- Directed by: P. C. Barua
- Produced by: New Theatres
- Starring: K. L. Saigal; Rattan Bai; Pahari Sanyal; Noor Mohammed Charlie;
- Cinematography: Yusuf Mulji
- Music by: R. C. Boral
- Production company: New Theatres
- Release date: 1934;
- Running time: 121 minutes
- Country: India
- Language: Hindi

= Mohabbat Ki Kasauti =

Mohabbat Ki Kasauti also called Rooplekha in Bengali was a 1934 Indian "semi-historical" bilingual film in Hindi and Bengali, directed by P. C. Barua for New Theatres. Though Barua is consistently mentioned as the director, according to author J. K. Bajaj, Debaki Bose directed Rooplekha in 1934. It had music by R. C. Boral and the cast included Rattanbai, K. L. Saigal, Pahari Sanyal, Noor Mohammed Charlie and Vishwanath. Jamuna started her career with a small role in the Hindi version.
▬▬▬
[WHAT IS NEEDED] Reproduce everything from "Mohabbat Ki Kasauti also" down to "the Hindi version." in the Mohabbat Ki Kasauti article, switching "Rooplekha" to "Rupalekha" wherever it occurs.

[SOURCE EXCERPT]
▬▬▬
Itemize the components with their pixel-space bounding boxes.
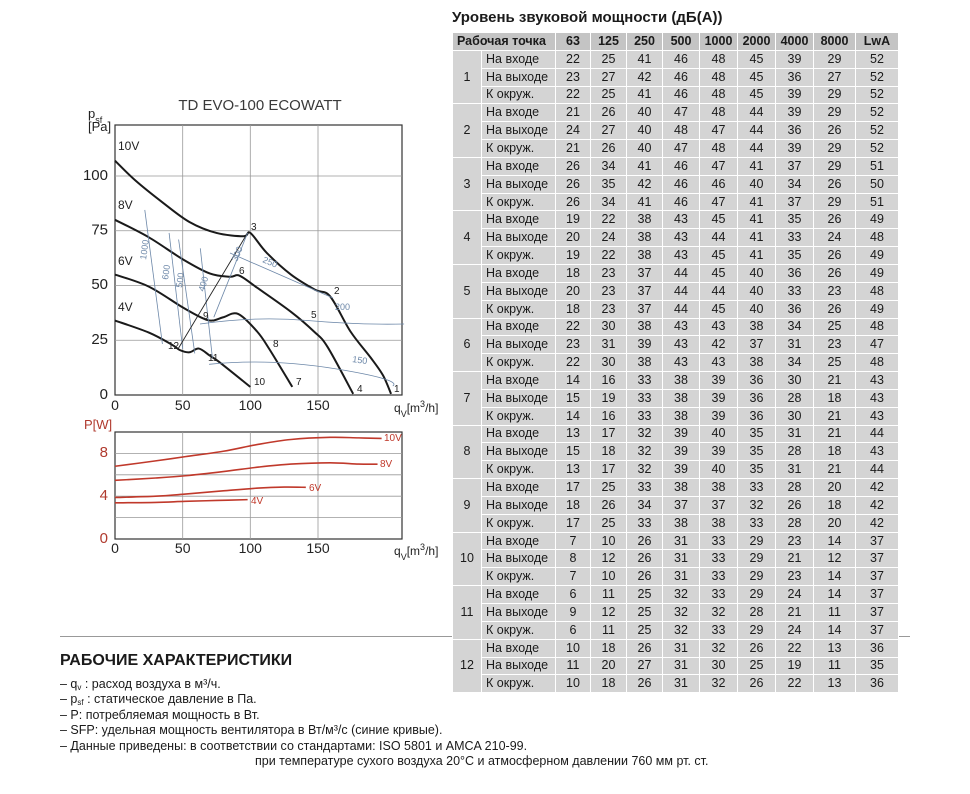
▬▬▬
[FULL ANSWER]
Mohabbat Ki Kasauti also called Rupalekha in Bengali was a 1934 Indian "semi-historical" bilingual film in Hindi and Bengali, directed by P. C. Barua for New Theatres. Though Barua is consistently mentioned as the director, according to author J. K. Bajaj, Debaki Bose directed Rupalekha in 1934. It had music by R. C. Boral and the cast included Rattanbai, K. L. Saigal, Pahari Sanyal, Noor Mohammed Charlie and Vishwanath. Jamuna started her career with a small role in the Hindi version.